Write out the entries below once more, exactly.

Records:
----
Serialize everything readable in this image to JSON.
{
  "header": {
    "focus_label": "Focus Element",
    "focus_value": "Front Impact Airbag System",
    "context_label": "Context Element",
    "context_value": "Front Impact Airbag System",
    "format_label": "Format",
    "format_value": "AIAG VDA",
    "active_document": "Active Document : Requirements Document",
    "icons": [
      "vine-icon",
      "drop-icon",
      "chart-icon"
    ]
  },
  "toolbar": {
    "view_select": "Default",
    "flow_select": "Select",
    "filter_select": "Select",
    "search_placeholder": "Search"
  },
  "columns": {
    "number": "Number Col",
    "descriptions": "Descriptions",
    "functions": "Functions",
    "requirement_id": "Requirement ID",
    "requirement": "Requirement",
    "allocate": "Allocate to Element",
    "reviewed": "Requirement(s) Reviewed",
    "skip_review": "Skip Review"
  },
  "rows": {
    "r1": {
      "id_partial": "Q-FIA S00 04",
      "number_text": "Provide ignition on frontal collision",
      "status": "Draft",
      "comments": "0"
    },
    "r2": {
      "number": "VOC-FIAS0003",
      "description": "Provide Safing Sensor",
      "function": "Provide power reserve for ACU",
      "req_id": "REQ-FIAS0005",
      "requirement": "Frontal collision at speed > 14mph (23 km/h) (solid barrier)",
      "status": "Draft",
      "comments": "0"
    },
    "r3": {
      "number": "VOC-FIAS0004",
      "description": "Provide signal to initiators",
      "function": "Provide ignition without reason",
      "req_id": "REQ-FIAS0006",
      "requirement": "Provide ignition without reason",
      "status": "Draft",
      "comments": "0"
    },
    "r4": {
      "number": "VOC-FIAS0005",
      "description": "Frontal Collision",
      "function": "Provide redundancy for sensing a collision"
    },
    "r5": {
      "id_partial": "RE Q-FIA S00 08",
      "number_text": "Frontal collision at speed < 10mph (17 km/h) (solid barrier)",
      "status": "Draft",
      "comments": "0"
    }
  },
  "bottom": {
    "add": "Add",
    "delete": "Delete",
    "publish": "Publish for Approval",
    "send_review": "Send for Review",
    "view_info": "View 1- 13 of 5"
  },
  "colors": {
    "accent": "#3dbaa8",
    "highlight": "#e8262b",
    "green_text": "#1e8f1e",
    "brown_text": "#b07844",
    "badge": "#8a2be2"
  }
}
----
ANSWER FOR THIS EXERCISE:
Serialize everything readable in this image to JSON.
{
  "header": {
    "focus_label": "Focus Element",
    "focus_value": "Front Impact Airbag System",
    "context_label": "Context Element",
    "context_value": "Front Impact Airbag System",
    "format_label": "Format",
    "format_value": "AIAG VDA",
    "active_document": "Active Document : Requirements Document",
    "icons": [
      "vine-icon",
      "drop-icon",
      "chart-icon"
    ]
  },
  "toolbar": {
    "view_select": "Default",
    "flow_select": "Select",
    "filter_select": "Select",
    "search_placeholder": "Search"
  },
  "columns": {
    "number": "Number Col",
    "descriptions": "Descriptions",
    "functions": "Functions",
    "requirement_id": "Requirement ID",
    "requirement": "Requirement",
    "allocate": "Allocate to Element",
    "reviewed": "Requirement(s) Reviewed",
    "skip_review": "Skip Review"
  },
  "rows": {
    "r1": {
      "id_partial": "Q-FIA S00 04",
      "number_text": "Provide ignition on frontal collision",
      "status": "Draft",
      "comments": "0"
    },
    "r2": {
      "number": "VOC-FIAS0003",
      "description": "Provide Safing Sensor",
      "function": "Provide power reserve for ACU",
      "req_id": "REQ-FIAS0005",
      "requirement": "Frontal collision at speed > 14mph (23 km/h) (solid barrier)",
      "status": "Draft",
      "comments": "0"
    },
    "r3": {
      "number": "VOC-FIAS0004",
      "description": "Provide signal to initiators",
      "function": "Provide ignition without reason",
      "req_id": "REQ-FIAS0006",
      "requirement": "Provide ignition without reason",
      "status": "Draft",
      "comments": "0"
    },
    "r4": {
      "number": "VOC-FIAS0005",
      "description": "Frontal Collision",
      "function": "Provide redundancy for sensing a collision"
    },
    "r5": {
      "id_partial": "RE Q-FIA S00 08",
      "number_text": "Frontal collision at speed < 10mph (17 km/h) (solid barrier)",
      "status": "Draft",
      "comments": "0"
    }
  },
  "bottom": {
    "add": "Add",
    "delete": "Delete",
    "publish": "Publish for Approval",
    "send_review": "Send for Review",
    "view_info": "View 1- 13 of 5"
  },
  "colors": {
    "accent": "#3dbaa8",
    "highlight": "#e8262b",
    "green_text": "#1e8f1e",
    "brown_text": "#b07844",
    "badge": "#8a2be2"
  }
}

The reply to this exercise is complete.